- [What to produce] In the post about medication withdrawal, what does the writer use at night to ease tense muscles?

- [Given passage]
· · · · · · ·
The routine definitely helps. It gets my brain thinking in a pattern and gets me going on the morning. As for the Candida diet, it's things in moderation. The full blown Candida diet had me sick. I ended up getting keto flu from it, it was awful!!

I just accept the headaches and let them pass. I have horrible allergies so I'm taking Claritin, so I'm hoping that held in the long run. Have to use a rice sock for heat at night to try to ease my tense muscles, which could also be causing the headaches. My upper body is always so tense! I'm not surprised Prozac caused your headaches. I'm curious if my AD ended up causing mine as well.

Things are going alright with sis. We've been playing games at night and having fun, as well as working our imaginations out talking about random things. It helps a lot.

I have DR constantly and out can really throw someone off so badly! I'm sorry you have to go through that, but do remember it's withdrawal. Try to observe things rather than be scared of them. I noticed I would cause myself stress and anxiety if I freaked out over my DR. Please do your best with it! The cutting your hair urge sounds like an invasive thought to me. If you've never had these thoughts and they bother you, I would classify them as invasive. The mind is a powerful thing and very unusual, but it will pass. All this is temporary.

- 2010 Fluoxetine 20mg (no issues, did well)
- Mid 2012 Switched to Celexa 20mg (no issues with switch)
- 6/16 Stopped Celexa (always took med once every other day, tapered to once every three days for about a week and a half, took one a week for one week, no problems)
· · · · · · ·
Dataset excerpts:

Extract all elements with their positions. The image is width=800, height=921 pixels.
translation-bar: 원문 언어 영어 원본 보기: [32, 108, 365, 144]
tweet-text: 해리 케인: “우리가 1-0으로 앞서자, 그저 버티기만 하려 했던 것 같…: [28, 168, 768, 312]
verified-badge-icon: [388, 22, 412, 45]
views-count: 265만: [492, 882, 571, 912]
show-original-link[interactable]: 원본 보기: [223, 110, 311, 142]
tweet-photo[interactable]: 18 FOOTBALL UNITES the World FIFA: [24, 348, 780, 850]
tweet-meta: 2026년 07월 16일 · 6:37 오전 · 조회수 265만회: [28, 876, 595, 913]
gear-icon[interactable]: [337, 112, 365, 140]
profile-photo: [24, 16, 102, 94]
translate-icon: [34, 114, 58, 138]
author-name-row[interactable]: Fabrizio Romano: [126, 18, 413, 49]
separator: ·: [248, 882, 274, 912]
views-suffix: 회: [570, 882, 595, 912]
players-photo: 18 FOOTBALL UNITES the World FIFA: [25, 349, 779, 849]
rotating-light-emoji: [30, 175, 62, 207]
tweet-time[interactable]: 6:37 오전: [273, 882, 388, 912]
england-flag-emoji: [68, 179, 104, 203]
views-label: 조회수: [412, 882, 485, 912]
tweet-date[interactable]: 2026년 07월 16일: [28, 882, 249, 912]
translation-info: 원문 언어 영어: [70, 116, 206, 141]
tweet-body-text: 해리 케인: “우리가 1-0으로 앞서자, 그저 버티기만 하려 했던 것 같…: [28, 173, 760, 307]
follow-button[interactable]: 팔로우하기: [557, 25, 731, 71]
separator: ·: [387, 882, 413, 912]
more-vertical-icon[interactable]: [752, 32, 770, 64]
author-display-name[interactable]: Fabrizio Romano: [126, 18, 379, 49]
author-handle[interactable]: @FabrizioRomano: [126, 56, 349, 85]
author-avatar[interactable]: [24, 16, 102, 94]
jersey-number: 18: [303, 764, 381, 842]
· · · · · · ·
- [Output of the task] A rice sock for heat.